─── Materials provided ───

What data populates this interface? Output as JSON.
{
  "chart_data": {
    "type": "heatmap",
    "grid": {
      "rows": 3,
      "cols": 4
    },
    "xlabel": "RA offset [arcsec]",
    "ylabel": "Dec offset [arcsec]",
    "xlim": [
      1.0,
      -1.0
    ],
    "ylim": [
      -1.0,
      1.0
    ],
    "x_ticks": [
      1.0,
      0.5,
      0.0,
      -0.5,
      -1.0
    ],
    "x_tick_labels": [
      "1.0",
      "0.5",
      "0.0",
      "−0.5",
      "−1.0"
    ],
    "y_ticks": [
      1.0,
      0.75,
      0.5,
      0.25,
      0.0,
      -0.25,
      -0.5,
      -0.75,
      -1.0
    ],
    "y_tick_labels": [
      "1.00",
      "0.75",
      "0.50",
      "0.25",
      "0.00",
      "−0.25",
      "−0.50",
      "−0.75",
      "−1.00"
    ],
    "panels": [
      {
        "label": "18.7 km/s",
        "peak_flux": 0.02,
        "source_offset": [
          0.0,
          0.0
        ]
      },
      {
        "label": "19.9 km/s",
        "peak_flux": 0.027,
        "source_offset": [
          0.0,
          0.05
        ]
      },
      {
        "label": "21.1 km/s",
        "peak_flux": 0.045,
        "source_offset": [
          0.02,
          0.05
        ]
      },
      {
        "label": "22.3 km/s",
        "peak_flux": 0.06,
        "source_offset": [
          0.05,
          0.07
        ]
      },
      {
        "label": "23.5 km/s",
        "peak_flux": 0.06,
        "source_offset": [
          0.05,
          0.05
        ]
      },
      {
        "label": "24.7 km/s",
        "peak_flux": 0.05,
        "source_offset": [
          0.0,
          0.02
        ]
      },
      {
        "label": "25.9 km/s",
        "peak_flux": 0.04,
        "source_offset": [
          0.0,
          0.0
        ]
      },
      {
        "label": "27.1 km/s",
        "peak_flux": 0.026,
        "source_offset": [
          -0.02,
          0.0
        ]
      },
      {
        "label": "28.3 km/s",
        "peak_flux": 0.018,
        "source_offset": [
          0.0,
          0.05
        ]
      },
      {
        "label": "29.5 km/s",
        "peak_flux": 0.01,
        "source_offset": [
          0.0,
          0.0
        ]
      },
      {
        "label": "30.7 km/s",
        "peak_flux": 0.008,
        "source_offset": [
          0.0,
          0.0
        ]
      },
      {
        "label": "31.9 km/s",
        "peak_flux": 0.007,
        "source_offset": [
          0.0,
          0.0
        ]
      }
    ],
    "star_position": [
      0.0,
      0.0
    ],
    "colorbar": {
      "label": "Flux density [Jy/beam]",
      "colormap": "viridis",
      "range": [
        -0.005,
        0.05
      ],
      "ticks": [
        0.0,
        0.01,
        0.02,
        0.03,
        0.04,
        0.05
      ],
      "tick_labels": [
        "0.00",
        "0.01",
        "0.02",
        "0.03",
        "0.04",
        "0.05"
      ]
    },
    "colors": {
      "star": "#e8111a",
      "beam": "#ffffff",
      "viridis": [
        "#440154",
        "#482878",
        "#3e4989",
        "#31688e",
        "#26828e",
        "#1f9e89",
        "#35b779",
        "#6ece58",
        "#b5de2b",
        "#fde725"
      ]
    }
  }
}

───
─── Materials provided ───

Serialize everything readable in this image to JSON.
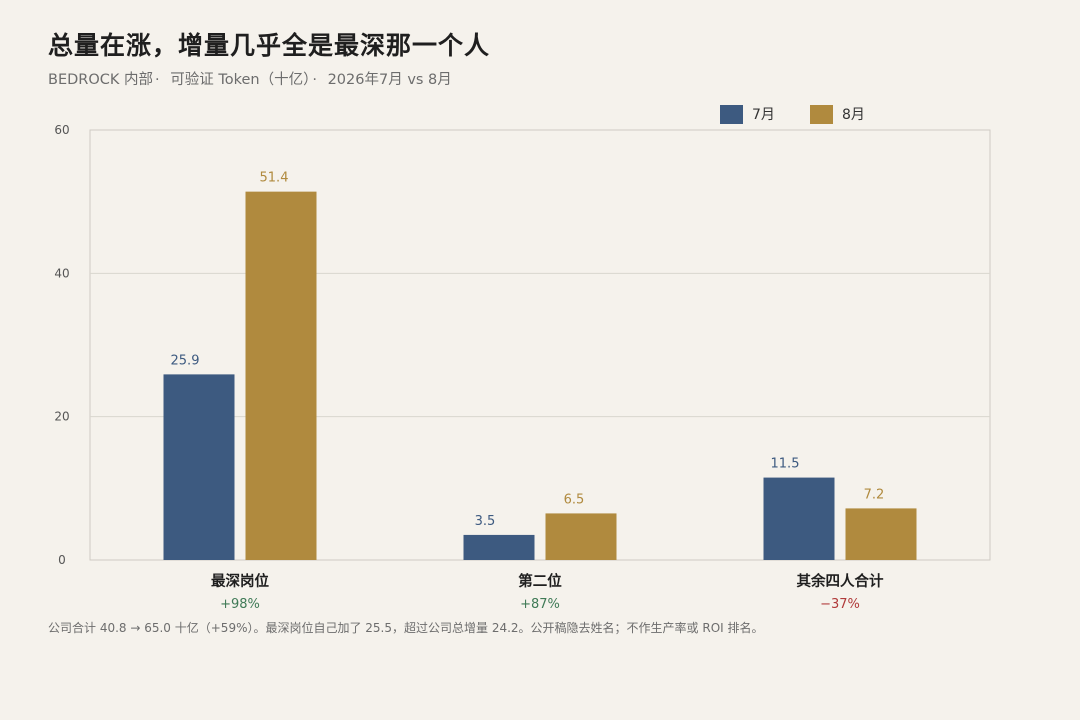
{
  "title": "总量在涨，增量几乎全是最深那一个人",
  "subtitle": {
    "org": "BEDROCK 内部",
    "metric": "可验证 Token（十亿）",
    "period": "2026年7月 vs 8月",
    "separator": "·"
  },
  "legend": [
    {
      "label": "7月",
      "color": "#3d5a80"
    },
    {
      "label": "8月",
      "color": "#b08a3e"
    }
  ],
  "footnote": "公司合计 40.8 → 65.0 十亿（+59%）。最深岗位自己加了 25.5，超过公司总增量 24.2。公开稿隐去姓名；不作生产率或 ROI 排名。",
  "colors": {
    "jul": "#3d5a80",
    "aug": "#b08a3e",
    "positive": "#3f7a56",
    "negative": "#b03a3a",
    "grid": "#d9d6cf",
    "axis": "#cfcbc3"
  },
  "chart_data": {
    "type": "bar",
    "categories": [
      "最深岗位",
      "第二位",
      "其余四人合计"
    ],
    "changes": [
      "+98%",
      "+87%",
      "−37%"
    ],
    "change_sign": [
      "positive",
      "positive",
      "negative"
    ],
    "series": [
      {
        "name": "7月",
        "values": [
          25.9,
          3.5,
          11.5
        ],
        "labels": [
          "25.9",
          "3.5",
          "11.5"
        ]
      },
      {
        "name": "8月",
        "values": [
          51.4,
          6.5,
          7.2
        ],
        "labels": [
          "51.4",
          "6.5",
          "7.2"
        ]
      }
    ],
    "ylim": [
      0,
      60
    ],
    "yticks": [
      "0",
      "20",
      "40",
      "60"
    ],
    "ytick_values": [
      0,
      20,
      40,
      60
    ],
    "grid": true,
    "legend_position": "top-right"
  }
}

───

What to do: Copy all lines of the material above where the string "this" occurs.

Written solution:
What data populates this interface? Output as JSON.
Serialize everything readable in this image to JSON.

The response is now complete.